SHORT TASK -
From the records below, pull each line that has "date".

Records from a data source
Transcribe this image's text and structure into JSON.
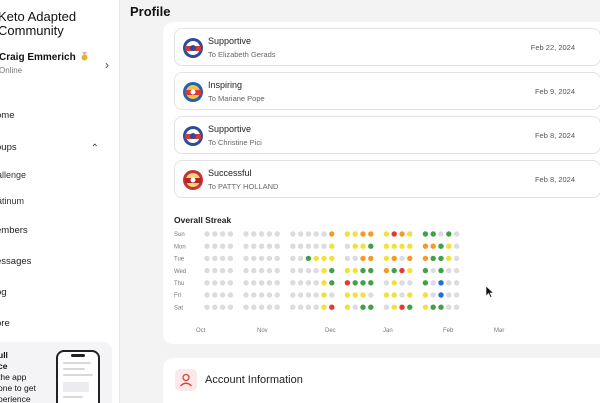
{
  "sidebar": {
    "community": "Keto Adapted Community",
    "user_name": "Craig Emmerich",
    "user_status": "Online",
    "nav": {
      "home": "ome",
      "groups": "oups",
      "challenge": "allenge",
      "platinum": "atinum",
      "members": "embers",
      "messages": "essages",
      "blog": "og",
      "more": "ore"
    },
    "promo": {
      "title": "ull",
      "title2": "ce",
      "line1": "the app",
      "line2": "one to get",
      "line3": "perience"
    }
  },
  "header": {
    "title": "Profile"
  },
  "kudos": [
    {
      "type": "Supportive",
      "to": "To Elizabeth Gerads",
      "date": "Feb 22, 2024",
      "badge": "supportive-badge"
    },
    {
      "type": "Inspiring",
      "to": "To Mariane Pope",
      "date": "Feb 9, 2024",
      "badge": "inspiring-badge"
    },
    {
      "type": "Supportive",
      "to": "To Christine Pici",
      "date": "Feb 8, 2024",
      "badge": "supportive-badge"
    },
    {
      "type": "Successful",
      "to": "To PATTY HOLLAND",
      "date": "Feb 8, 2024",
      "badge": "successful-badge"
    }
  ],
  "streak": {
    "title": "Overall Streak",
    "days": [
      "Sun",
      "Mon",
      "Tue",
      "Wed",
      "Thu",
      "Fri",
      "Sat"
    ],
    "months": [
      "Oct",
      "Nov",
      "Dec",
      "Jan",
      "Feb",
      "Mar"
    ],
    "colors": {
      "0": "#dcdcdf",
      "1": "#e53935",
      "2": "#f59a23",
      "3": "#f3e03a",
      "4": "#43a047",
      "5": "#1e6fd9"
    },
    "columns": [
      "0000000",
      "0000000",
      "0000000",
      "0000000",
      "",
      "0000000",
      "0000000",
      "0000000",
      "0000000",
      "0000000",
      "",
      "0000000",
      "0000000",
      "0040000",
      "0030000",
      "0033333",
      "2334401",
      "",
      "3003133",
      "3303430",
      "2324434",
      "2424404",
      "",
      "3332030",
      "1324333",
      "2301001",
      "3323034",
      "",
      "4224433",
      "4240004",
      "0444554",
      "4330000",
      "0000000"
    ]
  },
  "account": {
    "title": "Account Information"
  }
}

RESPONSE BELOW -
      "date": "Feb 22, 2024",
      "date": "Feb 9, 2024",
      "date": "Feb 8, 2024",
      "date": "Feb 8, 2024",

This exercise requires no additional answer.